_STORED DATA:_
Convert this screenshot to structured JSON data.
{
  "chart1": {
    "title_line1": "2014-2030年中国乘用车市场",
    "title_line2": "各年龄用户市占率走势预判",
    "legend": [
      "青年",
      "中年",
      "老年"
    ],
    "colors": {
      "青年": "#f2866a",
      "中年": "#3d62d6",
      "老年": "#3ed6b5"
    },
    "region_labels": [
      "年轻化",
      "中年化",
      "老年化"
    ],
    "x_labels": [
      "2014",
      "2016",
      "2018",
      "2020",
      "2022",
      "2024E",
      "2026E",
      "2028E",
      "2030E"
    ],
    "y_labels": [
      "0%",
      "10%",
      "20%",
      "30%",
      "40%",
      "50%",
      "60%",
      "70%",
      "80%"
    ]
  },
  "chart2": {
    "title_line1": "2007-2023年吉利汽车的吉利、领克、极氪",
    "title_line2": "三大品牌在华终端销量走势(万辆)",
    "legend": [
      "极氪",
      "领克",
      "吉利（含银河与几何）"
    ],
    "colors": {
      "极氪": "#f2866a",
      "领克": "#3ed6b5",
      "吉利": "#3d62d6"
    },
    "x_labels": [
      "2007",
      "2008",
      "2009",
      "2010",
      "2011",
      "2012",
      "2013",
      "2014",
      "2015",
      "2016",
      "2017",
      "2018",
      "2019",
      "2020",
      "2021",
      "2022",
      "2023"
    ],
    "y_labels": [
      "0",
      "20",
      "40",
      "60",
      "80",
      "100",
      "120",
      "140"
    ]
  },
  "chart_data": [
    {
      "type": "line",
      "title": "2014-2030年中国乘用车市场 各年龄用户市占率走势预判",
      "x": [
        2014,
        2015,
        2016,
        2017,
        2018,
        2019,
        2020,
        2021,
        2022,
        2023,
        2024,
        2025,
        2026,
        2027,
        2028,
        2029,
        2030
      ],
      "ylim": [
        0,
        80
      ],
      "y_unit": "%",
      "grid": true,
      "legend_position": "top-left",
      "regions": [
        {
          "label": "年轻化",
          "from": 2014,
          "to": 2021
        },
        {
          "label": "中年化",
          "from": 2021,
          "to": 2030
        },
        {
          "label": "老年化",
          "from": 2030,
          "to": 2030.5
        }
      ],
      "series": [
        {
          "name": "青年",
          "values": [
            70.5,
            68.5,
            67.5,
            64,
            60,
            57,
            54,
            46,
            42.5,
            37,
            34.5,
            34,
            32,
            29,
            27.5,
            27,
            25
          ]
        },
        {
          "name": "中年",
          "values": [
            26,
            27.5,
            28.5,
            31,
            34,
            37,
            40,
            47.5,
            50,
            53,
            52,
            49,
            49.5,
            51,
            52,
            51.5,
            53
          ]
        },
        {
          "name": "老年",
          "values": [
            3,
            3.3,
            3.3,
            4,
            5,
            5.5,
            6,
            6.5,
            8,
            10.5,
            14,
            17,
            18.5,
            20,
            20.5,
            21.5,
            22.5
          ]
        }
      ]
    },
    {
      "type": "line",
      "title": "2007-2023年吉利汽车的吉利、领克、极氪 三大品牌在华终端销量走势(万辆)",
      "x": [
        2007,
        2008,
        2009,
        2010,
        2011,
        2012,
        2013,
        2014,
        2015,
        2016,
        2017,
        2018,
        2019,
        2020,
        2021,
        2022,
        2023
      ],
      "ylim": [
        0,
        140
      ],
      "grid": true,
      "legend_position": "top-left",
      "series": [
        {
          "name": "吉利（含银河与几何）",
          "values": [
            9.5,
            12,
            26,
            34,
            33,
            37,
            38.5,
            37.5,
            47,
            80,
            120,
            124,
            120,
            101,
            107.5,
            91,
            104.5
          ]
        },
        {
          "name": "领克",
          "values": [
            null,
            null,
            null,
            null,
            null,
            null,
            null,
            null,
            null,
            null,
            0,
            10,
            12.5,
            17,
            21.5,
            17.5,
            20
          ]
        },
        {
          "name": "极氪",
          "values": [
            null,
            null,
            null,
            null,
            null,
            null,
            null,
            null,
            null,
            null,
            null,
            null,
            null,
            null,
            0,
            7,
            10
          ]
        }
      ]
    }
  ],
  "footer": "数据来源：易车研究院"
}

_SHORT EXERCISE:_ Repeat the records exactly, including every line.

_EXERCISE SOLUTION:_
Convert this screenshot to structured JSON data.
{
  "chart1": {
    "title_line1": "2014-2030年中国乘用车市场",
    "title_line2": "各年龄用户市占率走势预判",
    "legend": [
      "青年",
      "中年",
      "老年"
    ],
    "colors": {
      "青年": "#f2866a",
      "中年": "#3d62d6",
      "老年": "#3ed6b5"
    },
    "region_labels": [
      "年轻化",
      "中年化",
      "老年化"
    ],
    "x_labels": [
      "2014",
      "2016",
      "2018",
      "2020",
      "2022",
      "2024E",
      "2026E",
      "2028E",
      "2030E"
    ],
    "y_labels": [
      "0%",
      "10%",
      "20%",
      "30%",
      "40%",
      "50%",
      "60%",
      "70%",
      "80%"
    ]
  },
  "chart2": {
    "title_line1": "2007-2023年吉利汽车的吉利、领克、极氪",
    "title_line2": "三大品牌在华终端销量走势(万辆)",
    "legend": [
      "极氪",
      "领克",
      "吉利（含银河与几何）"
    ],
    "colors": {
      "极氪": "#f2866a",
      "领克": "#3ed6b5",
      "吉利": "#3d62d6"
    },
    "x_labels": [
      "2007",
      "2008",
      "2009",
      "2010",
      "2011",
      "2012",
      "2013",
      "2014",
      "2015",
      "2016",
      "2017",
      "2018",
      "2019",
      "2020",
      "2021",
      "2022",
      "2023"
    ],
    "y_labels": [
      "0",
      "20",
      "40",
      "60",
      "80",
      "100",
      "120",
      "140"
    ]
  },
  "chart_data": [
    {
      "type": "line",
      "title": "2014-2030年中国乘用车市场 各年龄用户市占率走势预判",
      "x": [
        2014,
        2015,
        2016,
        2017,
        2018,
        2019,
        2020,
        2021,
        2022,
        2023,
        2024,
        2025,
        2026,
        2027,
        2028,
        2029,
        2030
      ],
      "ylim": [
        0,
        80
      ],
      "y_unit": "%",
      "grid": true,
      "legend_position": "top-left",
      "regions": [
        {
          "label": "年轻化",
          "from": 2014,
          "to": 2021
        },
        {
          "label": "中年化",
          "from": 2021,
          "to": 2030
        },
        {
          "label": "老年化",
          "from": 2030,
          "to": 2030.5
        }
      ],
      "series": [
        {
          "name": "青年",
          "values": [
            70.5,
            68.5,
            67.5,
            64,
            60,
            57,
            54,
            46,
            42.5,
            37,
            34.5,
            34,
            32,
            29,
            27.5,
            27,
            25
          ]
        },
        {
          "name": "中年",
          "values": [
            26,
            27.5,
            28.5,
            31,
            34,
            37,
            40,
            47.5,
            50,
            53,
            52,
            49,
            49.5,
            51,
            52,
            51.5,
            53
          ]
        },
        {
          "name": "老年",
          "values": [
            3,
            3.3,
            3.3,
            4,
            5,
            5.5,
            6,
            6.5,
            8,
            10.5,
            14,
            17,
            18.5,
            20,
            20.5,
            21.5,
            22.5
          ]
        }
      ]
    },
    {
      "type": "line",
      "title": "2007-2023年吉利汽车的吉利、领克、极氪 三大品牌在华终端销量走势(万辆)",
      "x": [
        2007,
        2008,
        2009,
        2010,
        2011,
        2012,
        2013,
        2014,
        2015,
        2016,
        2017,
        2018,
        2019,
        2020,
        2021,
        2022,
        2023
      ],
      "ylim": [
        0,
        140
      ],
      "grid": true,
      "legend_position": "top-left",
      "series": [
        {
          "name": "吉利（含银河与几何）",
          "values": [
            9.5,
            12,
            26,
            34,
            33,
            37,
            38.5,
            37.5,
            47,
            80,
            120,
            124,
            120,
            101,
            107.5,
            91,
            104.5
          ]
        },
        {
          "name": "领克",
          "values": [
            null,
            null,
            null,
            null,
            null,
            null,
            null,
            null,
            null,
            null,
            0,
            10,
            12.5,
            17,
            21.5,
            17.5,
            20
          ]
        },
        {
          "name": "极氪",
          "values": [
            null,
            null,
            null,
            null,
            null,
            null,
            null,
            null,
            null,
            null,
            null,
            null,
            null,
            null,
            0,
            7,
            10
          ]
        }
      ]
    }
  ],
  "footer": "数据来源：易车研究院"
}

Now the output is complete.